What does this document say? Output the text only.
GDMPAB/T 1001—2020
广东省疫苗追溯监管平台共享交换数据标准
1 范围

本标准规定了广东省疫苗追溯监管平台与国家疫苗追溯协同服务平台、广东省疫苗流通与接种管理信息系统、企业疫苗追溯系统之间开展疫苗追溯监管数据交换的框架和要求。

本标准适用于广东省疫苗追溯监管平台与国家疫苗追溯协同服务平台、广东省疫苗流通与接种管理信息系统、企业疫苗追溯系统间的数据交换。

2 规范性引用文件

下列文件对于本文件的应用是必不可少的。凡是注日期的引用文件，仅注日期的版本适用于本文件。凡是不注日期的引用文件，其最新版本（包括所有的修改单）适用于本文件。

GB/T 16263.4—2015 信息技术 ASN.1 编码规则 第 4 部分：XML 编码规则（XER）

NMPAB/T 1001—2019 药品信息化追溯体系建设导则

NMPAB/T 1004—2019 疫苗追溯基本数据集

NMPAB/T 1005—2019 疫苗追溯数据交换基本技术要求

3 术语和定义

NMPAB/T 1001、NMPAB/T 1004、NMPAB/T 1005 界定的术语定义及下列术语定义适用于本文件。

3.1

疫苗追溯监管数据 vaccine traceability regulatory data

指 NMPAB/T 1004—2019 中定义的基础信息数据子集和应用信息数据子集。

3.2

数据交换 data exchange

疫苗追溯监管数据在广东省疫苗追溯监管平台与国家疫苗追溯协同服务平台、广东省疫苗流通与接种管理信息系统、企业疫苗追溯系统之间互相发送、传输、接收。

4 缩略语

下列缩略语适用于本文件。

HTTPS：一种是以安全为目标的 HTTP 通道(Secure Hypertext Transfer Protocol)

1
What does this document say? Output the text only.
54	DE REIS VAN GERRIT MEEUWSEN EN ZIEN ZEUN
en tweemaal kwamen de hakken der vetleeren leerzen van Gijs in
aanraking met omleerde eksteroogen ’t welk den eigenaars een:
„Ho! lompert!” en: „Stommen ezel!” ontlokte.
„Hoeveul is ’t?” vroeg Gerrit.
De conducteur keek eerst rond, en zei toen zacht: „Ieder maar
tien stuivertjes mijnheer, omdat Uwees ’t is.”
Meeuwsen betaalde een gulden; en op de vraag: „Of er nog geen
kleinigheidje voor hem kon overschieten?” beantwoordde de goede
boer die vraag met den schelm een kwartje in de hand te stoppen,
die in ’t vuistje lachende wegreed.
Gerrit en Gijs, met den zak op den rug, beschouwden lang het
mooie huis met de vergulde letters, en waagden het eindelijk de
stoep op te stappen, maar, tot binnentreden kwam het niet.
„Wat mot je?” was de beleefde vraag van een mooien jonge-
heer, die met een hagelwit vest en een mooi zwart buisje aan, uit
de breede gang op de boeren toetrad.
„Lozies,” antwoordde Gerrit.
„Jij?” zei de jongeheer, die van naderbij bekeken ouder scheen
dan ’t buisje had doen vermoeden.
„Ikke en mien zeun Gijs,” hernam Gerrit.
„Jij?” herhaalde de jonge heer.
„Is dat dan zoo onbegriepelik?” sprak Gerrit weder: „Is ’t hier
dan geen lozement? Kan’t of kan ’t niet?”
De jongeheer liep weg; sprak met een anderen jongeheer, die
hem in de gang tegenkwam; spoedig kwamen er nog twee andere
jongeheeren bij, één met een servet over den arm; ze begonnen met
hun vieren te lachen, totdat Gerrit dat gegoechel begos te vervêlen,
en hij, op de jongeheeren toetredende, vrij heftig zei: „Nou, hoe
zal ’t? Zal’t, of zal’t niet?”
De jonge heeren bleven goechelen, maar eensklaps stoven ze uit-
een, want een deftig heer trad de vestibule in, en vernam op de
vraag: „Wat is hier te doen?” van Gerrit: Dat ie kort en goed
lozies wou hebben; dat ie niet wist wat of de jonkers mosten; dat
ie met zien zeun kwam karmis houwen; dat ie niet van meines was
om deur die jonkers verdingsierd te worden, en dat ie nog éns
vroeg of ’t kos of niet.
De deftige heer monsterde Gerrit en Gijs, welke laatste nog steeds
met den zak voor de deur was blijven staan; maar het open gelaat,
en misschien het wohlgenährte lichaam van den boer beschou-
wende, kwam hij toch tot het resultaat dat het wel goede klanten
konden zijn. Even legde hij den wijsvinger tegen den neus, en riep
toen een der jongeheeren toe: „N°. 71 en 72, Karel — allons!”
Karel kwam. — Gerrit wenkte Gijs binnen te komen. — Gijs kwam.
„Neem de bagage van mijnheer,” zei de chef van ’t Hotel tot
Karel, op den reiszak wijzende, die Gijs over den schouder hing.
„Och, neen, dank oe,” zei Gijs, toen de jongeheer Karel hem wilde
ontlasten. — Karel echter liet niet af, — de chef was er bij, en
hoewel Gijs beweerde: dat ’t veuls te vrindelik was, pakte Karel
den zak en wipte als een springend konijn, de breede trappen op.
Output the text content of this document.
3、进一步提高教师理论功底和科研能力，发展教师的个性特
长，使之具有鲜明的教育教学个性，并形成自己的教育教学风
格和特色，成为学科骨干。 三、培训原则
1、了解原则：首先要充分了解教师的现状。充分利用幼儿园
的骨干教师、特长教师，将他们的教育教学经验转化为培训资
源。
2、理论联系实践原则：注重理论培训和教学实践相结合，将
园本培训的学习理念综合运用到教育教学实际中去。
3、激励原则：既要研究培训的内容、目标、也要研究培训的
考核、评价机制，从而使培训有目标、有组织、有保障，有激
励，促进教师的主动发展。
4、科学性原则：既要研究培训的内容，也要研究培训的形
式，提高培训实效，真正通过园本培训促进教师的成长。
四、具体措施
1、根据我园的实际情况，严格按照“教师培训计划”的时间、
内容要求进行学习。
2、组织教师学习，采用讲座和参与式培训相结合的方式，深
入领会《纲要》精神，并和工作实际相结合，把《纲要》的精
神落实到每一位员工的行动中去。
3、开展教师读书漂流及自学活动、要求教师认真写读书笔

[Work required]
Gather from the records above every line containing the string "voor".

[Reply to the task]
kleinigheidje voor hem kon overschieten?” beantwoordde de goede
met den zak voor de deur was blijven staan; maar het open gelaat,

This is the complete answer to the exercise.